■ **Your goal**
Your task is to transcribe the records exactly, skipping every image.

■ **Provided data**
┄┄┄┄┄┄
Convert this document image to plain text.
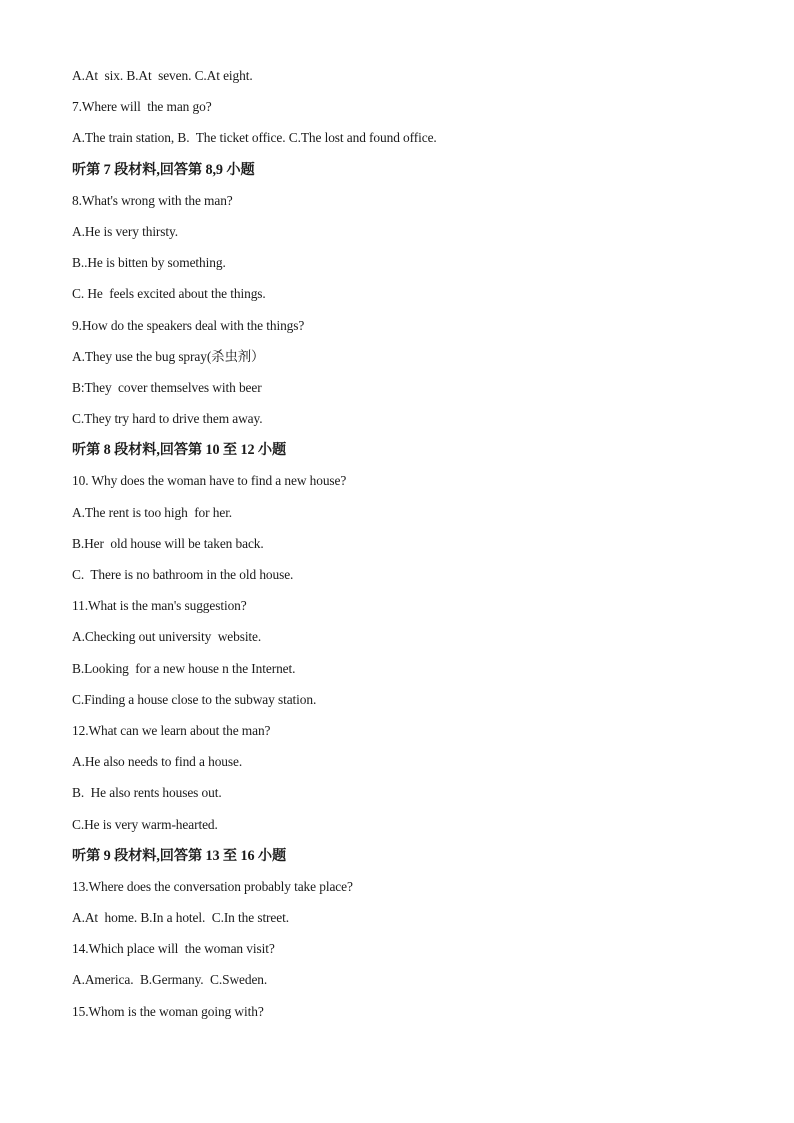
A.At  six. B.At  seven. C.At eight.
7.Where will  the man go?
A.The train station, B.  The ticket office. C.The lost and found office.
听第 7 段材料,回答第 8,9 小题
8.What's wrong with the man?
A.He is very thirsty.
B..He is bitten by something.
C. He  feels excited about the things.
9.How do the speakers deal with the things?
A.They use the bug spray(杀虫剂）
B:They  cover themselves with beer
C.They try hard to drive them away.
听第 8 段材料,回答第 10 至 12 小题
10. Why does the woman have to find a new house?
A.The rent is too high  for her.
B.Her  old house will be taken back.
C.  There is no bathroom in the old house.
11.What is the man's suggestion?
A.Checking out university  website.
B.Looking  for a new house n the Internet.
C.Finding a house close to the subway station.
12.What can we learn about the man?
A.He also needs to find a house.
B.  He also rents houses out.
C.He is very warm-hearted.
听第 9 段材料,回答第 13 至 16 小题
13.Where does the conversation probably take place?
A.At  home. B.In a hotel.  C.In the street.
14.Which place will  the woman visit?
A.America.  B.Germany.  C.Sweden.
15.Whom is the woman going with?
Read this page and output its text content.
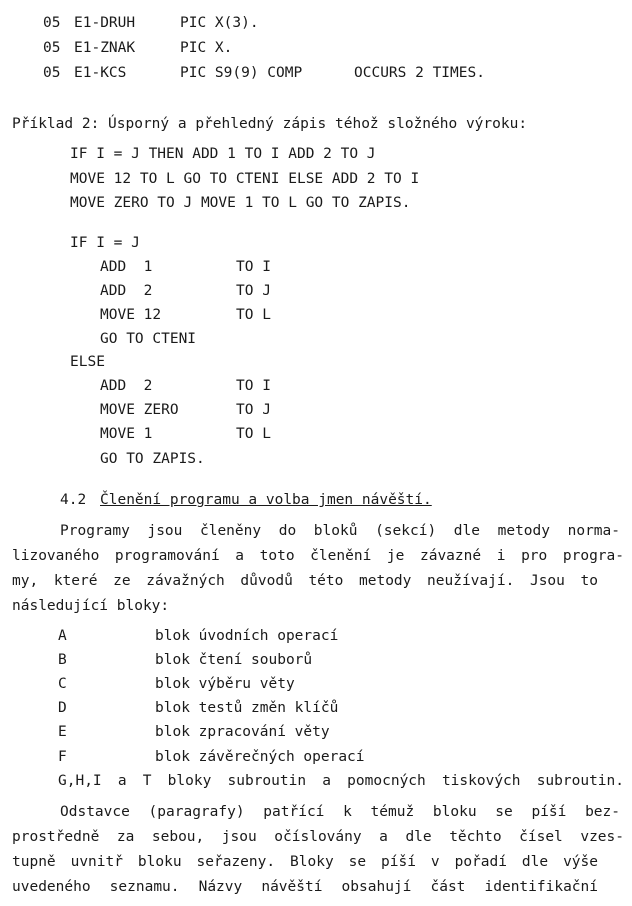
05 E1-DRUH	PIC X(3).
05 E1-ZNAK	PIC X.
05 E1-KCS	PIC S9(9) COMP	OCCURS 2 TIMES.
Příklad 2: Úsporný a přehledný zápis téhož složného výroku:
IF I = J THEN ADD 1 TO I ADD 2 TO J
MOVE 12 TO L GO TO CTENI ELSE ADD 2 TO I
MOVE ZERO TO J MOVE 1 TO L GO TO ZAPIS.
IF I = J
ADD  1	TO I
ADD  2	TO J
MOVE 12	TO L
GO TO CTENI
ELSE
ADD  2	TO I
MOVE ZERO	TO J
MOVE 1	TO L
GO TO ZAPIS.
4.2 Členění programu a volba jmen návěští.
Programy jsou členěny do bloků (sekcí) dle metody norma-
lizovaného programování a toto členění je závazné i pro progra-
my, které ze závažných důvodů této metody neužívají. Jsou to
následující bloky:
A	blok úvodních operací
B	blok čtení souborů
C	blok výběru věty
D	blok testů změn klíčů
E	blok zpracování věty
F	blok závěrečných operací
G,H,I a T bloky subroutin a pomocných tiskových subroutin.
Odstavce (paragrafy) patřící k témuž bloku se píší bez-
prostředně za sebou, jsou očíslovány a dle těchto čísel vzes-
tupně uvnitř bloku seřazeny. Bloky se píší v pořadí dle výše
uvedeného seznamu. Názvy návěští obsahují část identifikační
┄┄┄┄┄┄
■ **Complete output**
Convert this document image to plain text.
A.At  six. B.At  seven. C.At eight.
7.Where will  the man go?
A.The train station, B.  The ticket office. C.The lost and found office.
听第 7 段材料,回答第 8,9 小题
8.What's wrong with the man?
A.He is very thirsty.
B..He is bitten by something.
C. He  feels excited about the things.
9.How do the speakers deal with the things?
A.They use the bug spray(杀虫剂）
B:They  cover themselves with beer
C.They try hard to drive them away.
听第 8 段材料,回答第 10 至 12 小题
10. Why does the woman have to find a new house?
A.The rent is too high  for her.
B.Her  old house will be taken back.
C.  There is no bathroom in the old house.
11.What is the man's suggestion?
A.Checking out university  website.
B.Looking  for a new house n the Internet.
C.Finding a house close to the subway station.
12.What can we learn about the man?
A.He also needs to find a house.
B.  He also rents houses out.
C.He is very warm-hearted.
听第 9 段材料,回答第 13 至 16 小题
13.Where does the conversation probably take place?
A.At  home. B.In a hotel.  C.In the street.
14.Which place will  the woman visit?
A.America.  B.Germany.  C.Sweden.
15.Whom is the woman going with?
Read this page and output its text content.
05 E1-DRUH	PIC X(3).
05 E1-ZNAK	PIC X.
05 E1-KCS	PIC S9(9) COMP	OCCURS 2 TIMES.
Příklad 2: Úsporný a přehledný zápis téhož složného výroku:
IF I = J THEN ADD 1 TO I ADD 2 TO J
MOVE 12 TO L GO TO CTENI ELSE ADD 2 TO I
MOVE ZERO TO J MOVE 1 TO L GO TO ZAPIS.
IF I = J
ADD  1	TO I
ADD  2	TO J
MOVE 12	TO L
GO TO CTENI
ELSE
ADD  2	TO I
MOVE ZERO	TO J
MOVE 1	TO L
GO TO ZAPIS.
4.2 Členění programu a volba jmen návěští.
Programy jsou členěny do bloků (sekcí) dle metody norma-
lizovaného programování a toto členění je závazné i pro progra-
my, které ze závažných důvodů této metody neužívají. Jsou to
následující bloky:
A	blok úvodních operací
B	blok čtení souborů
C	blok výběru věty
D	blok testů změn klíčů
E	blok zpracování věty
F	blok závěrečných operací
G,H,I a T bloky subroutin a pomocných tiskových subroutin.
Odstavce (paragrafy) patřící k témuž bloku se píší bez-
prostředně za sebou, jsou očíslovány a dle těchto čísel vzes-
tupně uvnitř bloku seřazeny. Bloky se píší v pořadí dle výše
uvedeného seznamu. Názvy návěští obsahují část identifikační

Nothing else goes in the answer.